(Figure dataset records)
>> start
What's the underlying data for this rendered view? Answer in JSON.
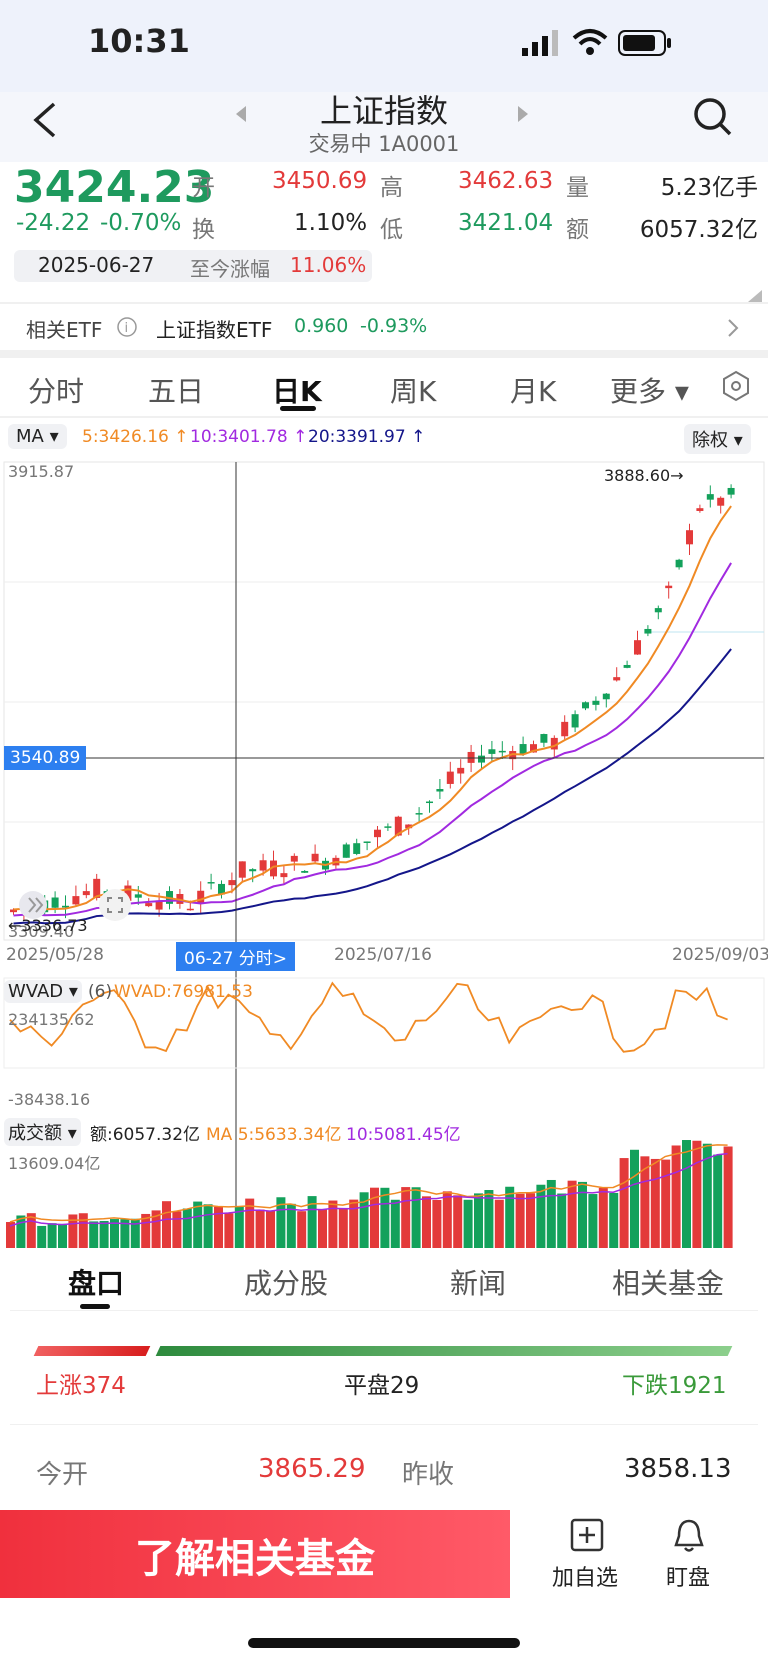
{
  "status": {
    "time": "10:31"
  },
  "header": {
    "title": "上证指数",
    "subtitle": "交易中 1A0001"
  },
  "quote": {
    "price": "3424.23",
    "change": "-24.22",
    "change_pct": "-0.70%",
    "open_label": "开",
    "open": "3450.69",
    "high_label": "高",
    "high": "3462.63",
    "volume_label": "量",
    "volume": "5.23亿手",
    "turnover_label": "换",
    "turnover": "1.10%",
    "low_label": "低",
    "low": "3421.04",
    "amount_label": "额",
    "amount": "6057.32亿",
    "date": "2025-06-27",
    "gain_label": "至今涨幅",
    "gain": "11.06%"
  },
  "etf": {
    "label": "相关ETF",
    "name": "上证指数ETF",
    "price": "0.960",
    "change": "-0.93%"
  },
  "tabs": [
    {
      "label": "分时"
    },
    {
      "label": "五日"
    },
    {
      "label": "日K"
    },
    {
      "label": "周K"
    },
    {
      "label": "月K"
    },
    {
      "label": "更多 ▾"
    }
  ],
  "ma": {
    "selector": "MA ▾",
    "ma5": "5:3426.16 ↑",
    "ma10": "10:3401.78 ↑",
    "ma20": "20:3391.97 ↑",
    "adjust": "除权 ▾",
    "colors": {
      "ma5": "#f08a24",
      "ma10": "#a12ae0",
      "ma20": "#14168a"
    }
  },
  "price_chart": {
    "y_top": "3915.87",
    "y_bottom": "3309.40",
    "crosshair_price": "3540.89",
    "max_label": "3888.60→",
    "min_label": "←3336.73",
    "x_labels": [
      "2025/05/28",
      "2025/07/16",
      "2025/09/03"
    ],
    "crosshair_date": "06-27 分时>"
  },
  "wvad": {
    "selector": "WVAD ▾",
    "param": "(6)",
    "value": "WVAD:76981.53",
    "top": "234135.62",
    "bottom": "-38438.16"
  },
  "vol": {
    "selector": "成交额 ▾",
    "amount": "额:6057.32亿",
    "ma5": "MA 5:5633.34亿",
    "ma10": "10:5081.45亿",
    "top": "13609.04亿"
  },
  "section_tabs": [
    {
      "label": "盘口"
    },
    {
      "label": "成分股"
    },
    {
      "label": "新闻"
    },
    {
      "label": "相关基金"
    }
  ],
  "breadth": {
    "up": "上涨374",
    "flat": "平盘29",
    "down": "下跌1921"
  },
  "open_row": {
    "open_label": "今开",
    "open": "3865.29",
    "close_label": "昨收",
    "close": "3858.13"
  },
  "bottom": {
    "cta": "了解相关基金",
    "watch": "加自选",
    "monitor": "盯盘"
  },
  "chart_data": {
    "type": "candlestick",
    "x_labels": [
      "2025/05/28",
      "2025/07/16",
      "2025/09/03"
    ],
    "ylim": [
      3309.4,
      3915.87
    ]
  }
}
>> end
> **WHAT YOU HAVE TO DO**
Print each record exactly as it stands, leaving the images out.

> **ANSWER FOR THIS EXERCISE**
What's the underlying data for this rendered view? Answer in JSON.
{
  "status": {
    "time": "10:31"
  },
  "header": {
    "title": "上证指数",
    "subtitle": "交易中 1A0001"
  },
  "quote": {
    "price": "3424.23",
    "change": "-24.22",
    "change_pct": "-0.70%",
    "open_label": "开",
    "open": "3450.69",
    "high_label": "高",
    "high": "3462.63",
    "volume_label": "量",
    "volume": "5.23亿手",
    "turnover_label": "换",
    "turnover": "1.10%",
    "low_label": "低",
    "low": "3421.04",
    "amount_label": "额",
    "amount": "6057.32亿",
    "date": "2025-06-27",
    "gain_label": "至今涨幅",
    "gain": "11.06%"
  },
  "etf": {
    "label": "相关ETF",
    "name": "上证指数ETF",
    "price": "0.960",
    "change": "-0.93%"
  },
  "tabs": [
    {
      "label": "分时"
    },
    {
      "label": "五日"
    },
    {
      "label": "日K"
    },
    {
      "label": "周K"
    },
    {
      "label": "月K"
    },
    {
      "label": "更多 ▾"
    }
  ],
  "ma": {
    "selector": "MA ▾",
    "ma5": "5:3426.16 ↑",
    "ma10": "10:3401.78 ↑",
    "ma20": "20:3391.97 ↑",
    "adjust": "除权 ▾",
    "colors": {
      "ma5": "#f08a24",
      "ma10": "#a12ae0",
      "ma20": "#14168a"
    }
  },
  "price_chart": {
    "y_top": "3915.87",
    "y_bottom": "3309.40",
    "crosshair_price": "3540.89",
    "max_label": "3888.60→",
    "min_label": "←3336.73",
    "x_labels": [
      "2025/05/28",
      "2025/07/16",
      "2025/09/03"
    ],
    "crosshair_date": "06-27 分时>"
  },
  "wvad": {
    "selector": "WVAD ▾",
    "param": "(6)",
    "value": "WVAD:76981.53",
    "top": "234135.62",
    "bottom": "-38438.16"
  },
  "vol": {
    "selector": "成交额 ▾",
    "amount": "额:6057.32亿",
    "ma5": "MA 5:5633.34亿",
    "ma10": "10:5081.45亿",
    "top": "13609.04亿"
  },
  "section_tabs": [
    {
      "label": "盘口"
    },
    {
      "label": "成分股"
    },
    {
      "label": "新闻"
    },
    {
      "label": "相关基金"
    }
  ],
  "breadth": {
    "up": "上涨374",
    "flat": "平盘29",
    "down": "下跌1921"
  },
  "open_row": {
    "open_label": "今开",
    "open": "3865.29",
    "close_label": "昨收",
    "close": "3858.13"
  },
  "bottom": {
    "cta": "了解相关基金",
    "watch": "加自选",
    "monitor": "盯盘"
  },
  "chart_data": {
    "type": "candlestick",
    "x_labels": [
      "2025/05/28",
      "2025/07/16",
      "2025/09/03"
    ],
    "ylim": [
      3309.4,
      3915.87
    ]
  }
}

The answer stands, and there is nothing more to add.